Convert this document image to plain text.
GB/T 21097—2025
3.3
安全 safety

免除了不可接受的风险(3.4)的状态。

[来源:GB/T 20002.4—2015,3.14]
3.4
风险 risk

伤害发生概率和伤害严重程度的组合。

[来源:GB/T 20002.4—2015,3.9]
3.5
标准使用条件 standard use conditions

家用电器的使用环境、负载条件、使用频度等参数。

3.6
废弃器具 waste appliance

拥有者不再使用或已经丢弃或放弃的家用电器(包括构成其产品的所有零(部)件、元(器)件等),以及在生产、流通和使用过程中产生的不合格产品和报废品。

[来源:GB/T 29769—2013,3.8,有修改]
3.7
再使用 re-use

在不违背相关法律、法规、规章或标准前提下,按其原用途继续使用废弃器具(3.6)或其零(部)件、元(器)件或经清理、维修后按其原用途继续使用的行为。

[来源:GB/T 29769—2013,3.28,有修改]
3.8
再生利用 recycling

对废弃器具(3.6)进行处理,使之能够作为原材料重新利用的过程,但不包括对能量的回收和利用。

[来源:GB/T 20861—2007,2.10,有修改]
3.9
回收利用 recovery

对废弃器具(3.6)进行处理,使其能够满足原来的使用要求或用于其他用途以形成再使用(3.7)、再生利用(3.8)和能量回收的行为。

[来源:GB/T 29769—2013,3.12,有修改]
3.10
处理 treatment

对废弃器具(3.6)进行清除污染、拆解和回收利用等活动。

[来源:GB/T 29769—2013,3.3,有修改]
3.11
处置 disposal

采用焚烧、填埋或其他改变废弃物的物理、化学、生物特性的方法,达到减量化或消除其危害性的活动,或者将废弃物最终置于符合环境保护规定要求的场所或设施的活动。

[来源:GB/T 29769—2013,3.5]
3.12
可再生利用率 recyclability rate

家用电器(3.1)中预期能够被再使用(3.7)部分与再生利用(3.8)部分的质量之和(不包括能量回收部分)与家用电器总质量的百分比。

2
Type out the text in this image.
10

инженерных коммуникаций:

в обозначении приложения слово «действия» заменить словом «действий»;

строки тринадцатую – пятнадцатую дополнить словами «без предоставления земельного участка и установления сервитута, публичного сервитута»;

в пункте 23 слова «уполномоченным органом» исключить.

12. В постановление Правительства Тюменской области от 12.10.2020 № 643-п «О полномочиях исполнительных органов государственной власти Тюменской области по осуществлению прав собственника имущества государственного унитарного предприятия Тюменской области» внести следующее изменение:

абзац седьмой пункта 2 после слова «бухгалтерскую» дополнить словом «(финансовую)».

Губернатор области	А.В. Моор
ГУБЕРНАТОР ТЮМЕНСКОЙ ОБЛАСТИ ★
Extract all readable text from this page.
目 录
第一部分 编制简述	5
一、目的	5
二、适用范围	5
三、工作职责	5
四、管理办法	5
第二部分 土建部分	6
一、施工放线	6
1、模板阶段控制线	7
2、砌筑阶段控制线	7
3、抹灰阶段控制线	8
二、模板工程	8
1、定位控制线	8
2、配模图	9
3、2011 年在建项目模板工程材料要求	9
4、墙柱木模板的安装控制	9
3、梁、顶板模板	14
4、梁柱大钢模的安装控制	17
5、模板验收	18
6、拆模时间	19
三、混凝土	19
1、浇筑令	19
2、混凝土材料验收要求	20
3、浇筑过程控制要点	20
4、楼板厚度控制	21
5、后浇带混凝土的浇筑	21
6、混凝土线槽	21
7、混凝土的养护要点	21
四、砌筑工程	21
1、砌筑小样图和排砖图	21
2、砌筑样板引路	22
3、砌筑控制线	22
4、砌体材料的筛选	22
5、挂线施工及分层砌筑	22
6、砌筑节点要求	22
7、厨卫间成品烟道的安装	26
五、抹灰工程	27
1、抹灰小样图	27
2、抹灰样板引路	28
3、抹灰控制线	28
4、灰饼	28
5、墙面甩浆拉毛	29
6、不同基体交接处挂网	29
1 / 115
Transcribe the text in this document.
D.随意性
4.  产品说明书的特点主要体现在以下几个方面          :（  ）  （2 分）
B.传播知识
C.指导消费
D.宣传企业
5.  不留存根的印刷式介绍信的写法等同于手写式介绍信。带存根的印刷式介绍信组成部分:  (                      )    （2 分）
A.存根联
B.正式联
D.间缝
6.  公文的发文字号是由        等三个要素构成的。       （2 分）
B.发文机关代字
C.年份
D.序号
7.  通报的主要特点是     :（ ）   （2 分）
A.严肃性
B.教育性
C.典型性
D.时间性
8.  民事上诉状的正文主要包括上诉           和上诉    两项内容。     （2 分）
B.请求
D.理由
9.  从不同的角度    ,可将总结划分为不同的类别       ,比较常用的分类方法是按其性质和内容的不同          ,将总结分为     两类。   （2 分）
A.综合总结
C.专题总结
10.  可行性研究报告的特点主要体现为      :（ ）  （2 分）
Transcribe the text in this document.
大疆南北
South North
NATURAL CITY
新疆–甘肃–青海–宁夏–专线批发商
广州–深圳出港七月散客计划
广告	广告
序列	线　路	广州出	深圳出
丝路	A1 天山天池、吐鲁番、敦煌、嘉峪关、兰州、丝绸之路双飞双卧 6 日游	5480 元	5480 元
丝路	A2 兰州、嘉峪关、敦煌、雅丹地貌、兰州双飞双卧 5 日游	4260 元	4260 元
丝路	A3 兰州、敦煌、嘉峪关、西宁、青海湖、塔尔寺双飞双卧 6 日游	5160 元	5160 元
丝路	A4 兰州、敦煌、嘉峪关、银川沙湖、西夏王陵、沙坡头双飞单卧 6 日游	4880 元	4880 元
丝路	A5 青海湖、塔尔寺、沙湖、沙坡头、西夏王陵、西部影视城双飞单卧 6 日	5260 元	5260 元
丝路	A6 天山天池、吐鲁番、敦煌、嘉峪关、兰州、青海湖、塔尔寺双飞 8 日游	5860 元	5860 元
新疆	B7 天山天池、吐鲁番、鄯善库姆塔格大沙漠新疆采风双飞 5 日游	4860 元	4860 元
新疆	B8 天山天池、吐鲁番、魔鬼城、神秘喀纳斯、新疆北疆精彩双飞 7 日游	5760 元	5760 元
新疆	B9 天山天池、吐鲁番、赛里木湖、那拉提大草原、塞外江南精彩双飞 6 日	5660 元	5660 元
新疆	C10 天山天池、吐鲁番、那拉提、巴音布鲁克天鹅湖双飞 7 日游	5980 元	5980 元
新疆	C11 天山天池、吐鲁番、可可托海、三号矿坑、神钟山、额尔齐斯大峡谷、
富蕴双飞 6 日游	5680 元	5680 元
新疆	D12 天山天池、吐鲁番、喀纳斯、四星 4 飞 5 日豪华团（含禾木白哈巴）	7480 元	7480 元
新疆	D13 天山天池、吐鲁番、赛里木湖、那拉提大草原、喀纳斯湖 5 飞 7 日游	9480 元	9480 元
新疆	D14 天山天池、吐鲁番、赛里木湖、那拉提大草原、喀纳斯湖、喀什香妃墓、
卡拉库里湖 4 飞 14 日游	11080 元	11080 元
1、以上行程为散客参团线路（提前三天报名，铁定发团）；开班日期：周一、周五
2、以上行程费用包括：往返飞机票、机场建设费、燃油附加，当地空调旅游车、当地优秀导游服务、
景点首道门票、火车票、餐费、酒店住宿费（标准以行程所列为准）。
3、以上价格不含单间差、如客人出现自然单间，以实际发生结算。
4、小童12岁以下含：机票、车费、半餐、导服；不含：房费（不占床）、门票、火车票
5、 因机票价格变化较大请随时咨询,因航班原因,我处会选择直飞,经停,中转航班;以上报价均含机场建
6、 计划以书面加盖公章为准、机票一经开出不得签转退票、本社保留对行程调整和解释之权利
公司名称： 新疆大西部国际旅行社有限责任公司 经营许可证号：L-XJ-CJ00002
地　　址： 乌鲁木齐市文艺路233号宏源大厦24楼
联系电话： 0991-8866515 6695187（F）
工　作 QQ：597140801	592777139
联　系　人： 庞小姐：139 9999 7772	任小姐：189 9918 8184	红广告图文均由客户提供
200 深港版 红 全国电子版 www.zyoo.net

□ □ □ □ □

→ Given instruction:
Select all lines in the listing above where the word "那拉提大草原" appears, and show them.

→ Solution to the problem:
新疆	B9 天山天池、吐鲁番、赛里木湖、那拉提大草原、塞外江南精彩双飞 6 日	5660 元	5660 元
新疆	D13 天山天池、吐鲁番、赛里木湖、那拉提大草原、喀纳斯湖 5 飞 7 日游	9480 元	9480 元
新疆	D14 天山天池、吐鲁番、赛里木湖、那拉提大草原、喀纳斯湖、喀什香妃墓、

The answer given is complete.